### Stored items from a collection
.....

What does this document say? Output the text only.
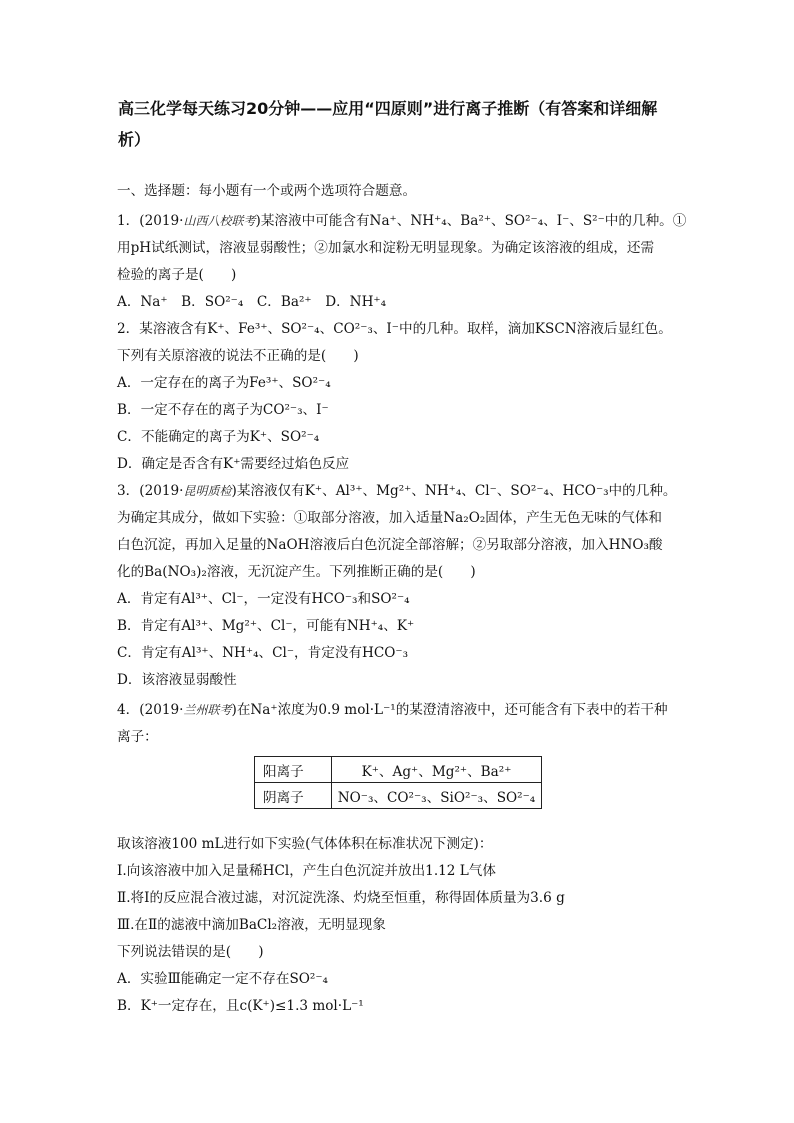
高三化学每天练习20分钟——应用“四原则”进行离子推断（有答案和详细解析）
一、选择题：每小题有一个或两个选项符合题意。
1．(2019·山西八校联考)某溶液中可能含有Na⁺、NH⁺₄、Ba²⁺、SO²⁻₄、I⁻、S²⁻中的几种。①
用pH试纸测试，溶液显弱酸性；②加氯水和淀粉无明显现象。为确定该溶液的组成，还需
检验的离子是(　　)
A．Na⁺　B．SO²⁻₄　C．Ba²⁺　D．NH⁺₄
2．某溶液含有K⁺、Fe³⁺、SO²⁻₄、CO²⁻₃、I⁻中的几种。取样，滴加KSCN溶液后显红色。
下列有关原溶液的说法不正确的是(　　)
A．一定存在的离子为Fe³⁺、SO²⁻₄
B．一定不存在的离子为CO²⁻₃、I⁻
C．不能确定的离子为K⁺、SO²⁻₄
D．确定是否含有K⁺需要经过焰色反应
3．(2019·昆明质检)某溶液仅有K⁺、Al³⁺、Mg²⁺、NH⁺₄、Cl⁻、SO²⁻₄、HCO⁻₃中的几种。
为确定其成分，做如下实验：①取部分溶液，加入适量Na₂O₂固体，产生无色无味的气体和
白色沉淀，再加入足量的NaOH溶液后白色沉淀全部溶解；②另取部分溶液，加入HNO₃酸
化的Ba(NO₃)₂溶液，无沉淀产生。下列推断正确的是(　　)
A．肯定有Al³⁺、Cl⁻，一定没有HCO⁻₃和SO²⁻₄
B．肯定有Al³⁺、Mg²⁺、Cl⁻，可能有NH⁺₄、K⁺
C．肯定有Al³⁺、NH⁺₄、Cl⁻，肯定没有HCO⁻₃
D．该溶液显弱酸性
4．(2019·兰州联考)在Na⁺浓度为0.9 mol·L⁻¹的某澄清溶液中，还可能含有下表中的若干种
离子：
阳离子	K⁺、Ag⁺、Mg²⁺、Ba²⁺
阴离子	NO⁻₃、CO²⁻₃、SiO²⁻₃、SO²⁻₄
取该溶液100 mL进行如下实验(气体体积在标准状况下测定)：
Ⅰ.向该溶液中加入足量稀HCl，产生白色沉淀并放出1.12 L气体
Ⅱ.将Ⅰ的反应混合液过滤，对沉淀洗涤、灼烧至恒重，称得固体质量为3.6 g
Ⅲ.在Ⅱ的滤液中滴加BaCl₂溶液，无明显现象
下列说法错误的是(　　)
A．实验Ⅲ能确定一定不存在SO²⁻₄
B．K⁺一定存在，且c(K⁺)≤1.3 mol·L⁻¹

.....

### Short exercise
Transcribe all of the records above character for character. Exclude the pictures.

### Output for this exercise
What does this document say? Output the text only.
高三化学每天练习20分钟——应用“四原则”进行离子推断（有答案和详细解析）
一、选择题：每小题有一个或两个选项符合题意。
1．(2019·山西八校联考)某溶液中可能含有Na⁺、NH⁺₄、Ba²⁺、SO²⁻₄、I⁻、S²⁻中的几种。①
用pH试纸测试，溶液显弱酸性；②加氯水和淀粉无明显现象。为确定该溶液的组成，还需
检验的离子是(　　)
A．Na⁺　B．SO²⁻₄　C．Ba²⁺　D．NH⁺₄
2．某溶液含有K⁺、Fe³⁺、SO²⁻₄、CO²⁻₃、I⁻中的几种。取样，滴加KSCN溶液后显红色。
下列有关原溶液的说法不正确的是(　　)
A．一定存在的离子为Fe³⁺、SO²⁻₄
B．一定不存在的离子为CO²⁻₃、I⁻
C．不能确定的离子为K⁺、SO²⁻₄
D．确定是否含有K⁺需要经过焰色反应
3．(2019·昆明质检)某溶液仅有K⁺、Al³⁺、Mg²⁺、NH⁺₄、Cl⁻、SO²⁻₄、HCO⁻₃中的几种。
为确定其成分，做如下实验：①取部分溶液，加入适量Na₂O₂固体，产生无色无味的气体和
白色沉淀，再加入足量的NaOH溶液后白色沉淀全部溶解；②另取部分溶液，加入HNO₃酸
化的Ba(NO₃)₂溶液，无沉淀产生。下列推断正确的是(　　)
A．肯定有Al³⁺、Cl⁻，一定没有HCO⁻₃和SO²⁻₄
B．肯定有Al³⁺、Mg²⁺、Cl⁻，可能有NH⁺₄、K⁺
C．肯定有Al³⁺、NH⁺₄、Cl⁻，肯定没有HCO⁻₃
D．该溶液显弱酸性
4．(2019·兰州联考)在Na⁺浓度为0.9 mol·L⁻¹的某澄清溶液中，还可能含有下表中的若干种
离子：
阳离子	K⁺、Ag⁺、Mg²⁺、Ba²⁺
阴离子	NO⁻₃、CO²⁻₃、SiO²⁻₃、SO²⁻₄
取该溶液100 mL进行如下实验(气体体积在标准状况下测定)：
Ⅰ.向该溶液中加入足量稀HCl，产生白色沉淀并放出1.12 L气体
Ⅱ.将Ⅰ的反应混合液过滤，对沉淀洗涤、灼烧至恒重，称得固体质量为3.6 g
Ⅲ.在Ⅱ的滤液中滴加BaCl₂溶液，无明显现象
下列说法错误的是(　　)
A．实验Ⅲ能确定一定不存在SO²⁻₄
B．K⁺一定存在，且c(K⁺)≤1.3 mol·L⁻¹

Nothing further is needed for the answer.